Write only the number of lines in the records beneath that hold "office".
────
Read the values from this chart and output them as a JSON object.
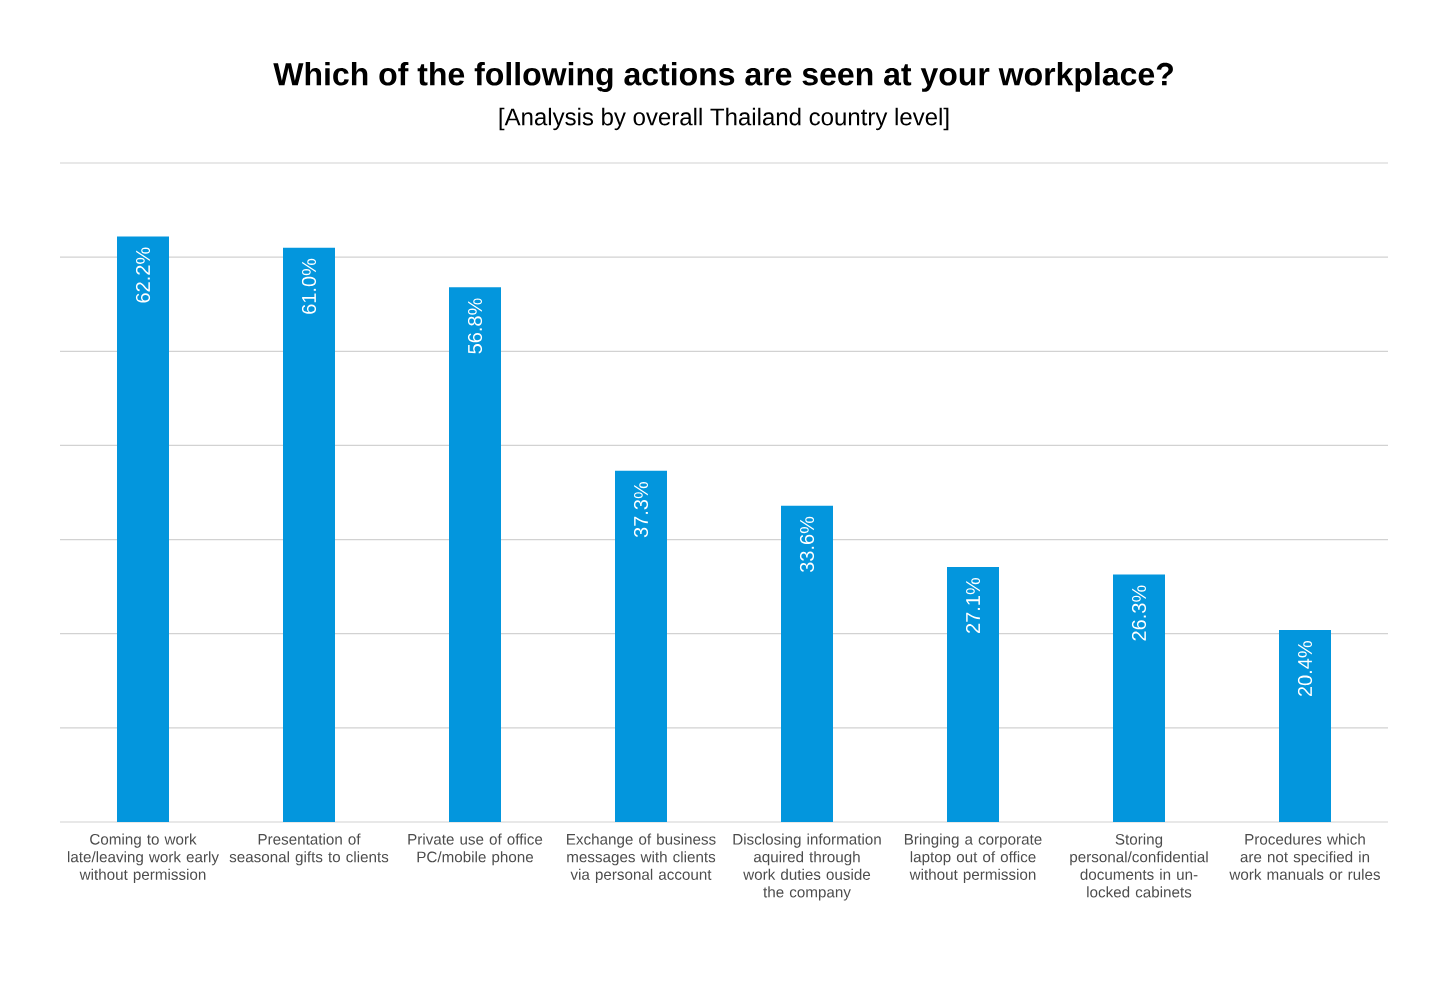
{
  "chart_data": {
    "type": "bar",
    "title": "Which of the following actions are seen at your workplace?",
    "subtitle": "[Analysis by overall Thailand country level]",
    "categories": [
      "Coming to work late/leaving work early without permission",
      "Presentation of seasonal gifts to clients",
      "Private use of office PC/mobile phone",
      "Exchange of business messages with clients via personal account",
      "Disclosing information aquired through work duties ouside the company",
      "Bringing a corporate laptop out of office without permission",
      "Storing personal/confidential documents in un-locked cabinets",
      "Procedures which are not specified in work manuals or rules"
    ],
    "values": [
      62.2,
      61.0,
      56.8,
      37.3,
      33.6,
      27.1,
      26.3,
      20.4
    ],
    "value_labels": [
      "62.2%",
      "61.0%",
      "56.8%",
      "37.3%",
      "33.6%",
      "27.1%",
      "26.3%",
      "20.4%"
    ],
    "color": "#0396dd",
    "ylim": [
      0,
      70
    ],
    "yticks": [
      0,
      10,
      20,
      30,
      40,
      50,
      60,
      70
    ],
    "grid": "y",
    "tick_labels": "x"
  }
}
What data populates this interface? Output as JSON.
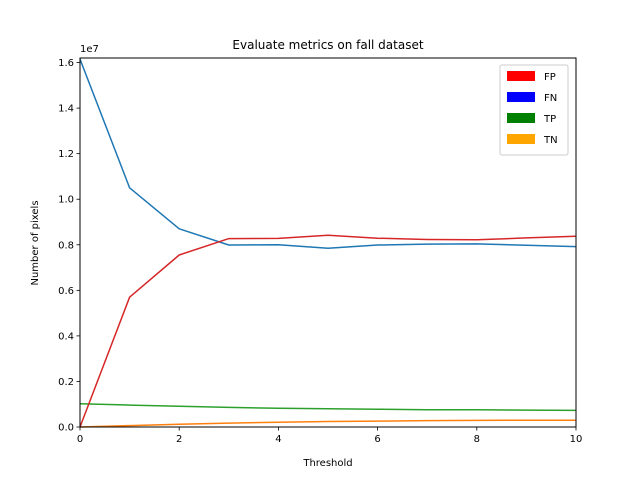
{
  "chart_data": {
    "type": "line",
    "title": "Evaluate metrics on fall dataset",
    "xlabel": "Threshold",
    "ylabel": "Number of pixels",
    "y_offset_label": "1e7",
    "xlim": [
      0,
      10
    ],
    "ylim": [
      0,
      16200000
    ],
    "x_ticks": [
      0,
      2,
      4,
      6,
      8,
      10
    ],
    "x_tick_labels": [
      "0",
      "2",
      "4",
      "6",
      "8",
      "10"
    ],
    "y_ticks": [
      0,
      2000000,
      4000000,
      6000000,
      8000000,
      10000000,
      12000000,
      14000000,
      16000000
    ],
    "y_tick_labels": [
      "0.0",
      "0.2",
      "0.4",
      "0.6",
      "0.8",
      "1.0",
      "1.2",
      "1.4",
      "1.6"
    ],
    "grid": false,
    "legend_position": "top-right",
    "x": [
      0,
      1,
      2,
      3,
      4,
      5,
      6,
      7,
      8,
      9,
      10
    ],
    "series": [
      {
        "name": "FP",
        "legend_color": "#ff0000",
        "line_color": "#d62728",
        "values": [
          0,
          5700000,
          7550000,
          8270000,
          8280000,
          8420000,
          8290000,
          8230000,
          8220000,
          8300000,
          8370000
        ]
      },
      {
        "name": "FN",
        "legend_color": "#0000ff",
        "line_color": "#1f77b4",
        "values": [
          16150000,
          10500000,
          8700000,
          7990000,
          8000000,
          7850000,
          7990000,
          8030000,
          8040000,
          7980000,
          7920000
        ]
      },
      {
        "name": "TP",
        "legend_color": "#008000",
        "line_color": "#2ca02c",
        "values": [
          1020000,
          960000,
          910000,
          860000,
          820000,
          800000,
          780000,
          760000,
          760000,
          740000,
          730000
        ]
      },
      {
        "name": "TN",
        "legend_color": "#ffa500",
        "line_color": "#ff7f0e",
        "values": [
          0,
          60000,
          120000,
          170000,
          210000,
          240000,
          260000,
          280000,
          290000,
          300000,
          300000
        ]
      }
    ]
  }
}
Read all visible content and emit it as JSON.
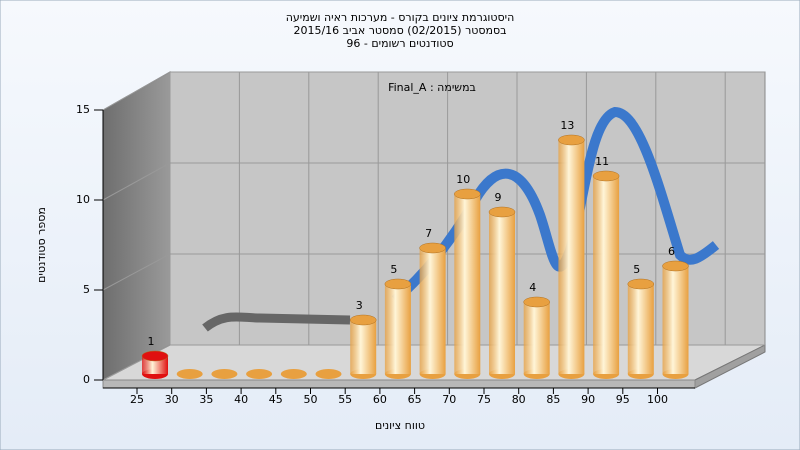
{
  "chart_data": {
    "type": "bar",
    "title": "היסטוגרמת ציונים בקורס - מערכות ראיה ושמיעה",
    "subtitle": [
      "בסמסטר  (02/2015)  סמסטר אביב 2015/16",
      "סטודנטים רשומים - 96"
    ],
    "annotation": "Final_A : במשימה",
    "x_label": "טווח ציונים",
    "y_label": "מספר סטודנטים",
    "categories": [
      "25",
      "30",
      "35",
      "40",
      "45",
      "50",
      "55",
      "60",
      "65",
      "70",
      "75",
      "80",
      "85",
      "90",
      "95",
      "100"
    ],
    "values": [
      1,
      0,
      0,
      0,
      0,
      0,
      3,
      5,
      7,
      10,
      9,
      4,
      13,
      11,
      5,
      6
    ],
    "bar_colors": [
      "#e01010",
      "#e8a040",
      "#e8a040",
      "#e8a040",
      "#e8a040",
      "#e8a040",
      "#e8a040",
      "#e8a040",
      "#e8a040",
      "#e8a040",
      "#e8a040",
      "#e8a040",
      "#e8a040",
      "#e8a040",
      "#e8a040",
      "#e8a040"
    ],
    "ylim": [
      0,
      15
    ],
    "yticks": [
      0,
      5,
      10,
      15
    ],
    "grid": true
  }
}
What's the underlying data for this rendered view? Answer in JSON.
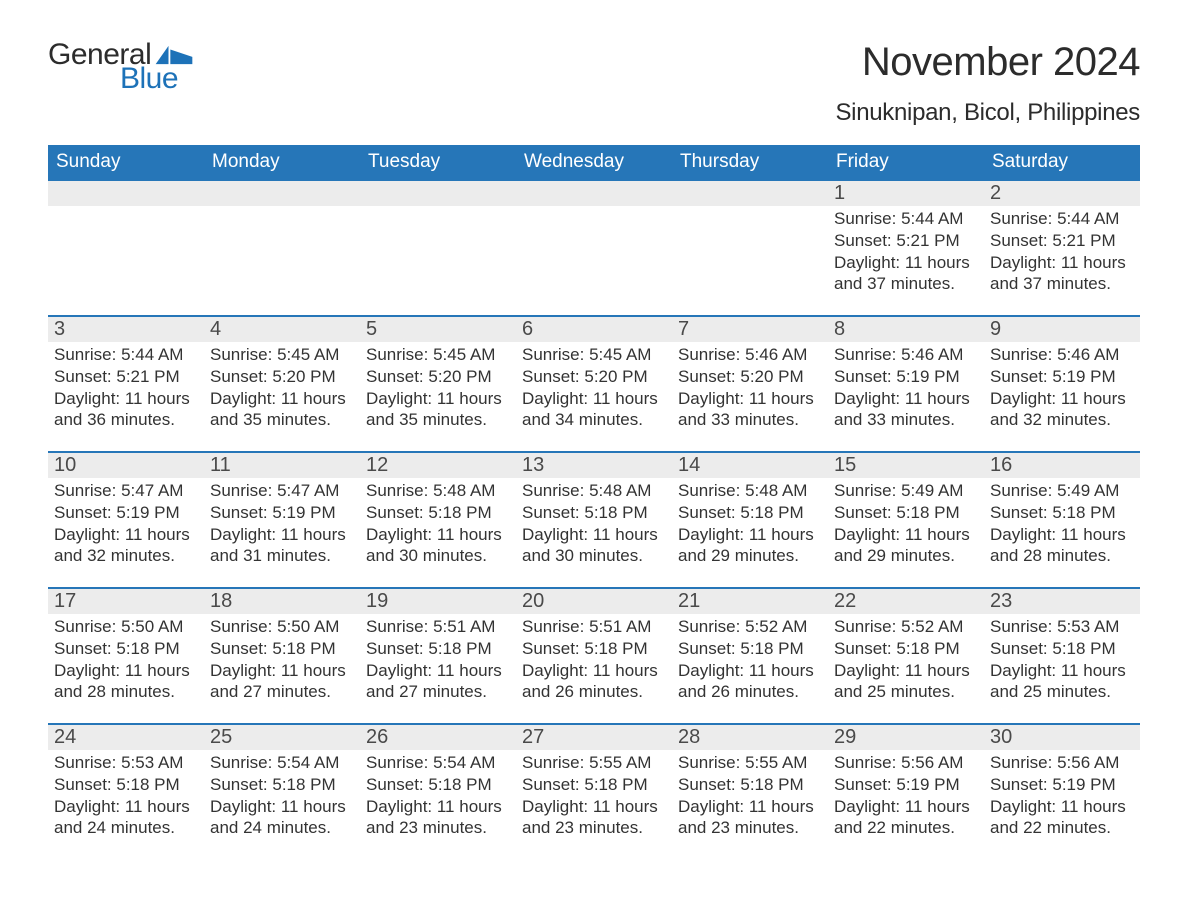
{
  "brand": {
    "general": "General",
    "blue": "Blue"
  },
  "title": "November 2024",
  "location": "Sinuknipan, Bicol, Philippines",
  "header_bg": "#2676b8",
  "stripe_bg": "#ececec",
  "text_color": "#333333",
  "weekdays": [
    "Sunday",
    "Monday",
    "Tuesday",
    "Wednesday",
    "Thursday",
    "Friday",
    "Saturday"
  ],
  "weeks": [
    {
      "days": [
        {
          "n": null
        },
        {
          "n": null
        },
        {
          "n": null
        },
        {
          "n": null
        },
        {
          "n": null
        },
        {
          "n": "1",
          "sunrise": "Sunrise: 5:44 AM",
          "sunset": "Sunset: 5:21 PM",
          "dl1": "Daylight: 11 hours",
          "dl2": "and 37 minutes."
        },
        {
          "n": "2",
          "sunrise": "Sunrise: 5:44 AM",
          "sunset": "Sunset: 5:21 PM",
          "dl1": "Daylight: 11 hours",
          "dl2": "and 37 minutes."
        }
      ]
    },
    {
      "days": [
        {
          "n": "3",
          "sunrise": "Sunrise: 5:44 AM",
          "sunset": "Sunset: 5:21 PM",
          "dl1": "Daylight: 11 hours",
          "dl2": "and 36 minutes."
        },
        {
          "n": "4",
          "sunrise": "Sunrise: 5:45 AM",
          "sunset": "Sunset: 5:20 PM",
          "dl1": "Daylight: 11 hours",
          "dl2": "and 35 minutes."
        },
        {
          "n": "5",
          "sunrise": "Sunrise: 5:45 AM",
          "sunset": "Sunset: 5:20 PM",
          "dl1": "Daylight: 11 hours",
          "dl2": "and 35 minutes."
        },
        {
          "n": "6",
          "sunrise": "Sunrise: 5:45 AM",
          "sunset": "Sunset: 5:20 PM",
          "dl1": "Daylight: 11 hours",
          "dl2": "and 34 minutes."
        },
        {
          "n": "7",
          "sunrise": "Sunrise: 5:46 AM",
          "sunset": "Sunset: 5:20 PM",
          "dl1": "Daylight: 11 hours",
          "dl2": "and 33 minutes."
        },
        {
          "n": "8",
          "sunrise": "Sunrise: 5:46 AM",
          "sunset": "Sunset: 5:19 PM",
          "dl1": "Daylight: 11 hours",
          "dl2": "and 33 minutes."
        },
        {
          "n": "9",
          "sunrise": "Sunrise: 5:46 AM",
          "sunset": "Sunset: 5:19 PM",
          "dl1": "Daylight: 11 hours",
          "dl2": "and 32 minutes."
        }
      ]
    },
    {
      "days": [
        {
          "n": "10",
          "sunrise": "Sunrise: 5:47 AM",
          "sunset": "Sunset: 5:19 PM",
          "dl1": "Daylight: 11 hours",
          "dl2": "and 32 minutes."
        },
        {
          "n": "11",
          "sunrise": "Sunrise: 5:47 AM",
          "sunset": "Sunset: 5:19 PM",
          "dl1": "Daylight: 11 hours",
          "dl2": "and 31 minutes."
        },
        {
          "n": "12",
          "sunrise": "Sunrise: 5:48 AM",
          "sunset": "Sunset: 5:18 PM",
          "dl1": "Daylight: 11 hours",
          "dl2": "and 30 minutes."
        },
        {
          "n": "13",
          "sunrise": "Sunrise: 5:48 AM",
          "sunset": "Sunset: 5:18 PM",
          "dl1": "Daylight: 11 hours",
          "dl2": "and 30 minutes."
        },
        {
          "n": "14",
          "sunrise": "Sunrise: 5:48 AM",
          "sunset": "Sunset: 5:18 PM",
          "dl1": "Daylight: 11 hours",
          "dl2": "and 29 minutes."
        },
        {
          "n": "15",
          "sunrise": "Sunrise: 5:49 AM",
          "sunset": "Sunset: 5:18 PM",
          "dl1": "Daylight: 11 hours",
          "dl2": "and 29 minutes."
        },
        {
          "n": "16",
          "sunrise": "Sunrise: 5:49 AM",
          "sunset": "Sunset: 5:18 PM",
          "dl1": "Daylight: 11 hours",
          "dl2": "and 28 minutes."
        }
      ]
    },
    {
      "days": [
        {
          "n": "17",
          "sunrise": "Sunrise: 5:50 AM",
          "sunset": "Sunset: 5:18 PM",
          "dl1": "Daylight: 11 hours",
          "dl2": "and 28 minutes."
        },
        {
          "n": "18",
          "sunrise": "Sunrise: 5:50 AM",
          "sunset": "Sunset: 5:18 PM",
          "dl1": "Daylight: 11 hours",
          "dl2": "and 27 minutes."
        },
        {
          "n": "19",
          "sunrise": "Sunrise: 5:51 AM",
          "sunset": "Sunset: 5:18 PM",
          "dl1": "Daylight: 11 hours",
          "dl2": "and 27 minutes."
        },
        {
          "n": "20",
          "sunrise": "Sunrise: 5:51 AM",
          "sunset": "Sunset: 5:18 PM",
          "dl1": "Daylight: 11 hours",
          "dl2": "and 26 minutes."
        },
        {
          "n": "21",
          "sunrise": "Sunrise: 5:52 AM",
          "sunset": "Sunset: 5:18 PM",
          "dl1": "Daylight: 11 hours",
          "dl2": "and 26 minutes."
        },
        {
          "n": "22",
          "sunrise": "Sunrise: 5:52 AM",
          "sunset": "Sunset: 5:18 PM",
          "dl1": "Daylight: 11 hours",
          "dl2": "and 25 minutes."
        },
        {
          "n": "23",
          "sunrise": "Sunrise: 5:53 AM",
          "sunset": "Sunset: 5:18 PM",
          "dl1": "Daylight: 11 hours",
          "dl2": "and 25 minutes."
        }
      ]
    },
    {
      "days": [
        {
          "n": "24",
          "sunrise": "Sunrise: 5:53 AM",
          "sunset": "Sunset: 5:18 PM",
          "dl1": "Daylight: 11 hours",
          "dl2": "and 24 minutes."
        },
        {
          "n": "25",
          "sunrise": "Sunrise: 5:54 AM",
          "sunset": "Sunset: 5:18 PM",
          "dl1": "Daylight: 11 hours",
          "dl2": "and 24 minutes."
        },
        {
          "n": "26",
          "sunrise": "Sunrise: 5:54 AM",
          "sunset": "Sunset: 5:18 PM",
          "dl1": "Daylight: 11 hours",
          "dl2": "and 23 minutes."
        },
        {
          "n": "27",
          "sunrise": "Sunrise: 5:55 AM",
          "sunset": "Sunset: 5:18 PM",
          "dl1": "Daylight: 11 hours",
          "dl2": "and 23 minutes."
        },
        {
          "n": "28",
          "sunrise": "Sunrise: 5:55 AM",
          "sunset": "Sunset: 5:18 PM",
          "dl1": "Daylight: 11 hours",
          "dl2": "and 23 minutes."
        },
        {
          "n": "29",
          "sunrise": "Sunrise: 5:56 AM",
          "sunset": "Sunset: 5:19 PM",
          "dl1": "Daylight: 11 hours",
          "dl2": "and 22 minutes."
        },
        {
          "n": "30",
          "sunrise": "Sunrise: 5:56 AM",
          "sunset": "Sunset: 5:19 PM",
          "dl1": "Daylight: 11 hours",
          "dl2": "and 22 minutes."
        }
      ]
    }
  ]
}
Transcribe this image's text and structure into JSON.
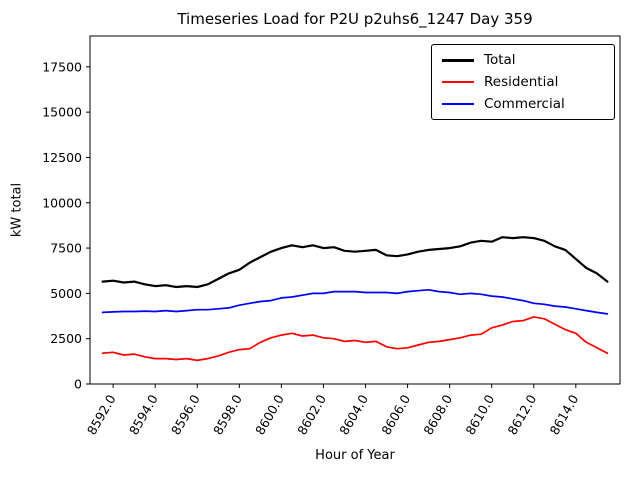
{
  "figure": {
    "title": "Timeseries Load for P2U p2uhs6_1247  Day 359",
    "xlabel": "Hour of Year",
    "ylabel": "kW total"
  },
  "chart_data": {
    "type": "line",
    "title": "Timeseries Load for P2U p2uhs6_1247  Day 359",
    "xlabel": "Hour of Year",
    "ylabel": "kW total",
    "xlim": [
      8590.9,
      8616.1
    ],
    "ylim": [
      0,
      19200
    ],
    "grid": false,
    "legend_position": "upper right",
    "x_ticks": [
      8592,
      8594,
      8596,
      8598,
      8600,
      8602,
      8604,
      8606,
      8608,
      8610,
      8612,
      8614
    ],
    "x_tick_labels": [
      "8592.0",
      "8594.0",
      "8596.0",
      "8598.0",
      "8600.0",
      "8602.0",
      "8604.0",
      "8606.0",
      "8608.0",
      "8610.0",
      "8612.0",
      "8614.0"
    ],
    "y_ticks": [
      0,
      2500,
      5000,
      7500,
      10000,
      12500,
      15000,
      17500
    ],
    "y_tick_labels": [
      "0",
      "2500",
      "5000",
      "7500",
      "10000",
      "12500",
      "15000",
      "17500"
    ],
    "x": [
      8591.5,
      8592.0,
      8592.5,
      8593.0,
      8593.5,
      8594.0,
      8594.5,
      8595.0,
      8595.5,
      8596.0,
      8596.5,
      8597.0,
      8597.5,
      8598.0,
      8598.5,
      8599.0,
      8599.5,
      8600.0,
      8600.5,
      8601.0,
      8601.5,
      8602.0,
      8602.5,
      8603.0,
      8603.5,
      8604.0,
      8604.5,
      8605.0,
      8605.5,
      8606.0,
      8606.5,
      8607.0,
      8607.5,
      8608.0,
      8608.5,
      8609.0,
      8609.5,
      8610.0,
      8610.5,
      8611.0,
      8611.5,
      8612.0,
      8612.5,
      8613.0,
      8613.5,
      8614.0,
      8614.5,
      8615.0,
      8615.5
    ],
    "series": [
      {
        "name": "Total",
        "color": "#000000",
        "values": [
          5650,
          5700,
          5600,
          5650,
          5500,
          5400,
          5450,
          5350,
          5400,
          5350,
          5500,
          5800,
          6100,
          6300,
          6700,
          7000,
          7300,
          7500,
          7650,
          7550,
          7650,
          7500,
          7550,
          7350,
          7300,
          7350,
          7400,
          7100,
          7050,
          7150,
          7300,
          7400,
          7450,
          7500,
          7600,
          7800,
          7900,
          7850,
          8100,
          8050,
          8100,
          8050,
          7900,
          7600,
          7400,
          6900,
          6400,
          6100,
          5650
        ]
      },
      {
        "name": "Residential",
        "color": "#ff0000",
        "values": [
          1700,
          1750,
          1600,
          1650,
          1500,
          1400,
          1400,
          1350,
          1400,
          1300,
          1400,
          1550,
          1750,
          1900,
          1950,
          2300,
          2550,
          2700,
          2800,
          2650,
          2700,
          2550,
          2500,
          2350,
          2400,
          2300,
          2350,
          2050,
          1950,
          2000,
          2150,
          2300,
          2350,
          2450,
          2550,
          2700,
          2750,
          3100,
          3250,
          3450,
          3500,
          3700,
          3600,
          3300,
          3000,
          2800,
          2300,
          2000,
          1700
        ]
      },
      {
        "name": "Commercial",
        "color": "#0000ff",
        "values": [
          3950,
          3980,
          4000,
          4000,
          4020,
          4000,
          4050,
          4000,
          4050,
          4100,
          4100,
          4150,
          4200,
          4350,
          4450,
          4550,
          4600,
          4750,
          4800,
          4900,
          5000,
          5000,
          5100,
          5100,
          5100,
          5050,
          5050,
          5050,
          5000,
          5100,
          5150,
          5200,
          5100,
          5050,
          4950,
          5000,
          4950,
          4850,
          4800,
          4700,
          4600,
          4450,
          4400,
          4300,
          4250,
          4150,
          4050,
          3950,
          3870
        ]
      }
    ]
  }
}
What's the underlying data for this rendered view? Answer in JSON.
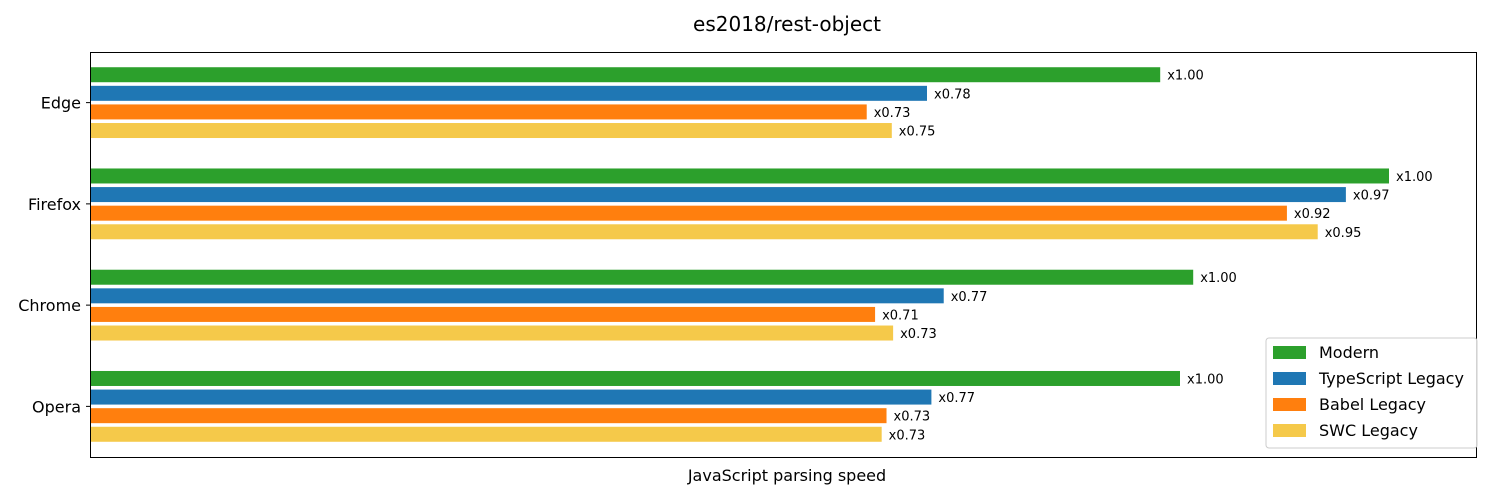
────
◆ **Output for this exercise**: 2